> Goal
Can you print the data exactly and leave out each image?

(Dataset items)
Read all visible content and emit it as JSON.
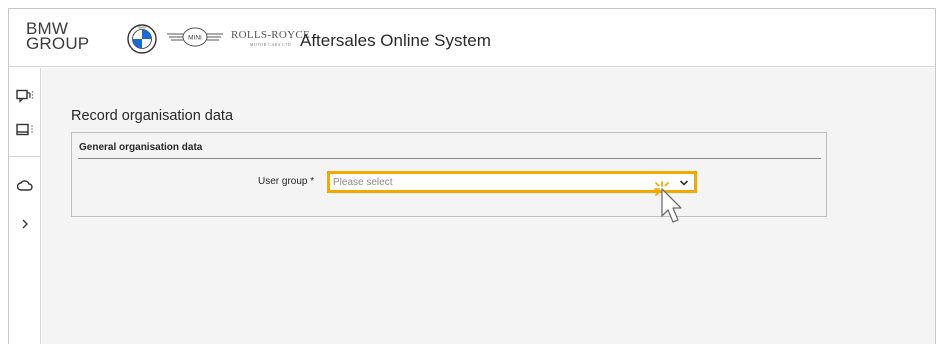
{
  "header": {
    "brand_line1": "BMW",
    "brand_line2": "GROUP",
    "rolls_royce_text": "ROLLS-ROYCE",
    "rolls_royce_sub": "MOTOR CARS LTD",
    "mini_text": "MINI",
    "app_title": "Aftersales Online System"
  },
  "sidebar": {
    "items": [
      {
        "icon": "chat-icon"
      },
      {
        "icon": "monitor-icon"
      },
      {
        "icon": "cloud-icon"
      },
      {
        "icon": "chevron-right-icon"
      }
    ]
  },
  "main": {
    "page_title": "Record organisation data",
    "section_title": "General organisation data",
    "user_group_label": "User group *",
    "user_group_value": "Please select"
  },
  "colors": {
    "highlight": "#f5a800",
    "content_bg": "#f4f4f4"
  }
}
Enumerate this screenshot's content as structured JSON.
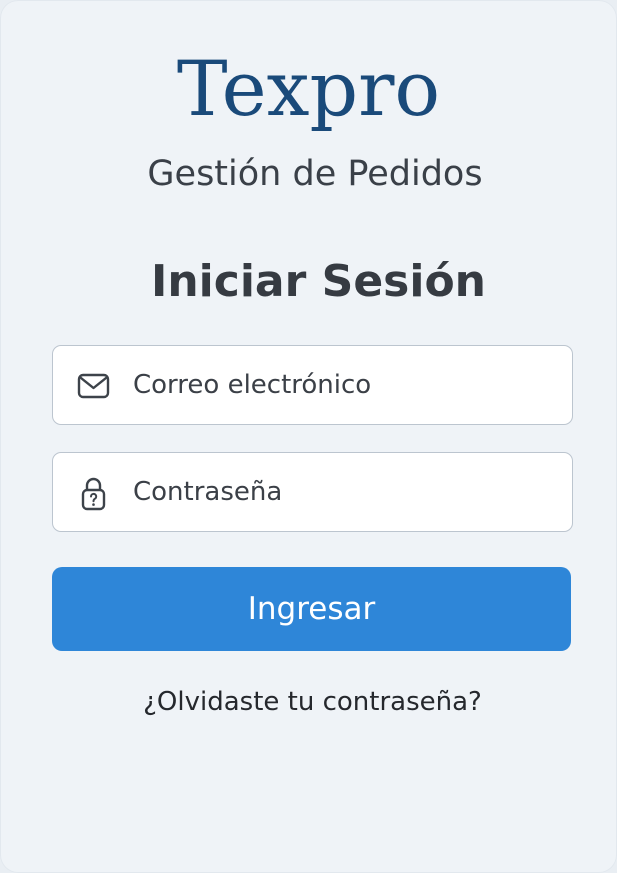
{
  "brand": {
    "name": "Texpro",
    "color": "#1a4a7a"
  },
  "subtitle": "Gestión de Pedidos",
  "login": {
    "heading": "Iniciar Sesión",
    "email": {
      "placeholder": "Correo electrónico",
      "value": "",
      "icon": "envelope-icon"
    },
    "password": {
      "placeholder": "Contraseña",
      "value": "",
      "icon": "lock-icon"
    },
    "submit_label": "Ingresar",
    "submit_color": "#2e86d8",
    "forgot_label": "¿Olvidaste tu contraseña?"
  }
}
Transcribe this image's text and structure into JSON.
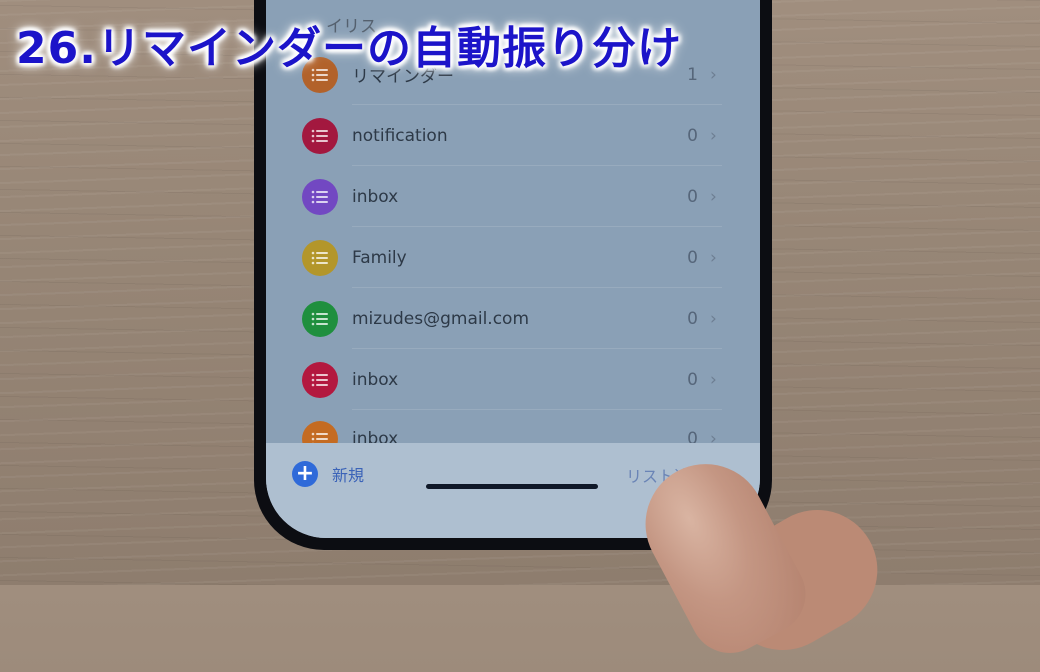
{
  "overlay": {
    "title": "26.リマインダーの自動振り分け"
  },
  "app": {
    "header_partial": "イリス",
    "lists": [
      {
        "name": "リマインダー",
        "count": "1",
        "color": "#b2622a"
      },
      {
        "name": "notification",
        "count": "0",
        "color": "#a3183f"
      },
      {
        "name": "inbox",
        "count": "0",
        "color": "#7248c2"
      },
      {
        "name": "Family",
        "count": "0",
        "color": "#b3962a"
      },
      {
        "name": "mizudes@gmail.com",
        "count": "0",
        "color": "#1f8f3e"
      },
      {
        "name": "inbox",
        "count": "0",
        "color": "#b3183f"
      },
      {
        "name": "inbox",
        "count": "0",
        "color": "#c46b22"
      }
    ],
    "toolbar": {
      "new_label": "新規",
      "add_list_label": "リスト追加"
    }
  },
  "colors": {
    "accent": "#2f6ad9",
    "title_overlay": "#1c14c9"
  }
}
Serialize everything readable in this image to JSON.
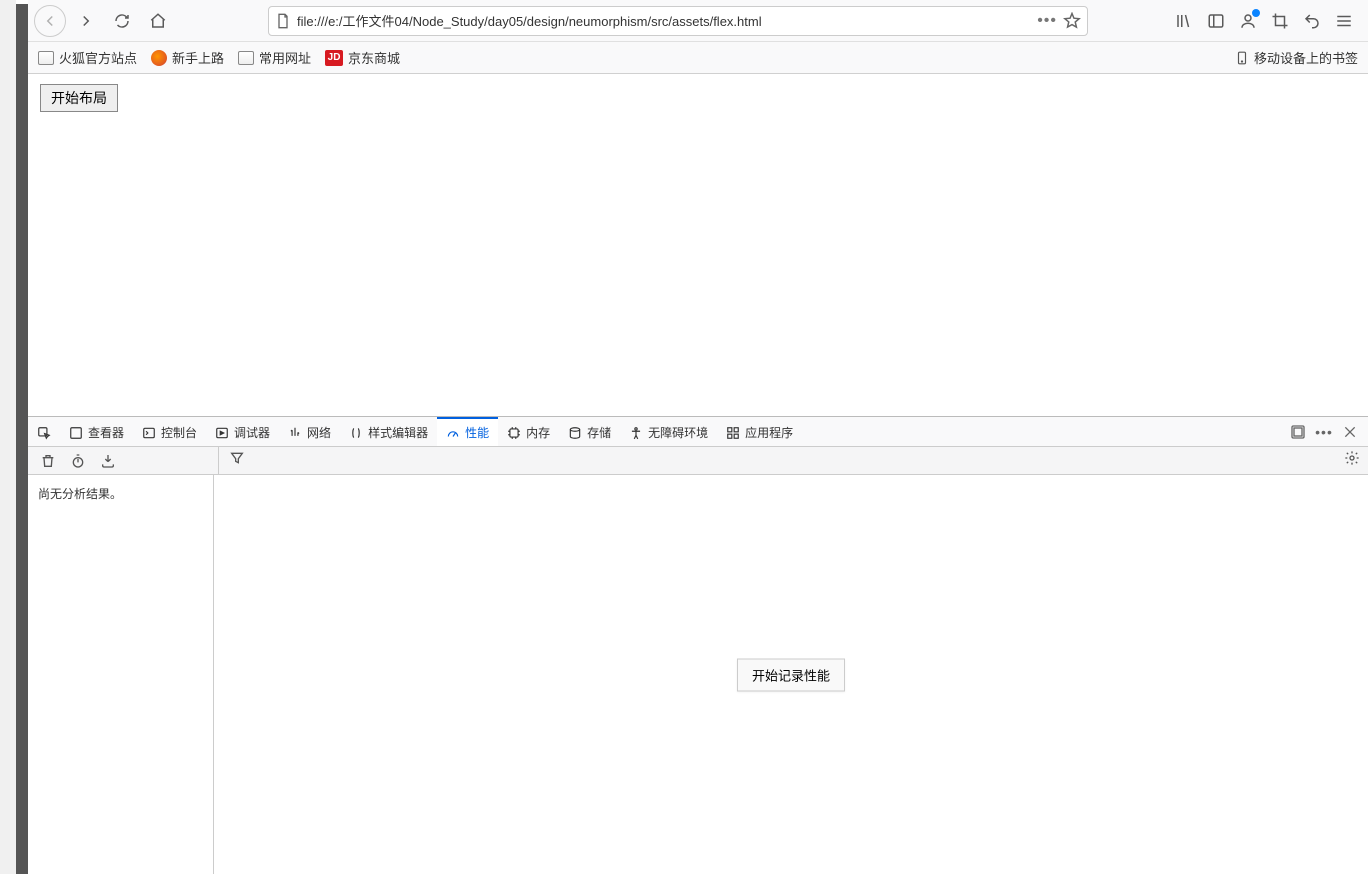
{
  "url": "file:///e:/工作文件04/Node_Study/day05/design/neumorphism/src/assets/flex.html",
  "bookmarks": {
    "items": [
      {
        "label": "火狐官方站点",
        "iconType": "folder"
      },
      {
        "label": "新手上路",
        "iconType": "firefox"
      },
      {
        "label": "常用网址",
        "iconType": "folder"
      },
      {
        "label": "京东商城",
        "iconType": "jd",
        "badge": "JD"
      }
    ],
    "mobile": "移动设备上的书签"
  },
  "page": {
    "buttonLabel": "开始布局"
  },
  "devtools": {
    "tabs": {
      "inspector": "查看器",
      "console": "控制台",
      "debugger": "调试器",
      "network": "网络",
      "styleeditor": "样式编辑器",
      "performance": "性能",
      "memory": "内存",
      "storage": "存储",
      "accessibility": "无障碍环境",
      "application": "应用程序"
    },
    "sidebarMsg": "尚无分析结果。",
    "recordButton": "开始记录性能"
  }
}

> The output
Read all visible content and emit it as JSON.
{
  "header": {
    "brand_line1": "BMW",
    "brand_line2": "GROUP",
    "rolls_royce_text": "ROLLS-ROYCE",
    "rolls_royce_sub": "MOTOR CARS LTD",
    "mini_text": "MINI",
    "app_title": "Aftersales Online System"
  },
  "sidebar": {
    "items": [
      {
        "icon": "chat-icon"
      },
      {
        "icon": "monitor-icon"
      },
      {
        "icon": "cloud-icon"
      },
      {
        "icon": "chevron-right-icon"
      }
    ]
  },
  "main": {
    "page_title": "Record organisation data",
    "section_title": "General organisation data",
    "user_group_label": "User group *",
    "user_group_value": "Please select"
  },
  "colors": {
    "highlight": "#f5a800",
    "content_bg": "#f4f4f4"
  }
}
Enumerate this screenshot's content as structured JSON.
{
  "brand": {
    "name": "Texpro",
    "color": "#1a4a7a"
  },
  "subtitle": "Gestión de Pedidos",
  "login": {
    "heading": "Iniciar Sesión",
    "email": {
      "placeholder": "Correo electrónico",
      "value": "",
      "icon": "envelope-icon"
    },
    "password": {
      "placeholder": "Contraseña",
      "value": "",
      "icon": "lock-icon"
    },
    "submit_label": "Ingresar",
    "submit_color": "#2e86d8",
    "forgot_label": "¿Olvidaste tu contraseña?"
  }
}
Transcribe this image's text and structure into JSON.
{
  "overlay": {
    "title": "26.リマインダーの自動振り分け"
  },
  "app": {
    "header_partial": "イリス",
    "lists": [
      {
        "name": "リマインダー",
        "count": "1",
        "color": "#b2622a"
      },
      {
        "name": "notification",
        "count": "0",
        "color": "#a3183f"
      },
      {
        "name": "inbox",
        "count": "0",
        "color": "#7248c2"
      },
      {
        "name": "Family",
        "count": "0",
        "color": "#b3962a"
      },
      {
        "name": "mizudes@gmail.com",
        "count": "0",
        "color": "#1f8f3e"
      },
      {
        "name": "inbox",
        "count": "0",
        "color": "#b3183f"
      },
      {
        "name": "inbox",
        "count": "0",
        "color": "#c46b22"
      }
    ],
    "toolbar": {
      "new_label": "新規",
      "add_list_label": "リスト追加"
    }
  },
  "colors": {
    "accent": "#2f6ad9",
    "title_overlay": "#1c14c9"
  }
}
Serialize everything readable in this image to JSON.
{
  "url": "file:///e:/工作文件04/Node_Study/day05/design/neumorphism/src/assets/flex.html",
  "bookmarks": {
    "items": [
      {
        "label": "火狐官方站点",
        "iconType": "folder"
      },
      {
        "label": "新手上路",
        "iconType": "firefox"
      },
      {
        "label": "常用网址",
        "iconType": "folder"
      },
      {
        "label": "京东商城",
        "iconType": "jd",
        "badge": "JD"
      }
    ],
    "mobile": "移动设备上的书签"
  },
  "page": {
    "buttonLabel": "开始布局"
  },
  "devtools": {
    "tabs": {
      "inspector": "查看器",
      "console": "控制台",
      "debugger": "调试器",
      "network": "网络",
      "styleeditor": "样式编辑器",
      "performance": "性能",
      "memory": "内存",
      "storage": "存储",
      "accessibility": "无障碍环境",
      "application": "应用程序"
    },
    "sidebarMsg": "尚无分析结果。",
    "recordButton": "开始记录性能"
  }
}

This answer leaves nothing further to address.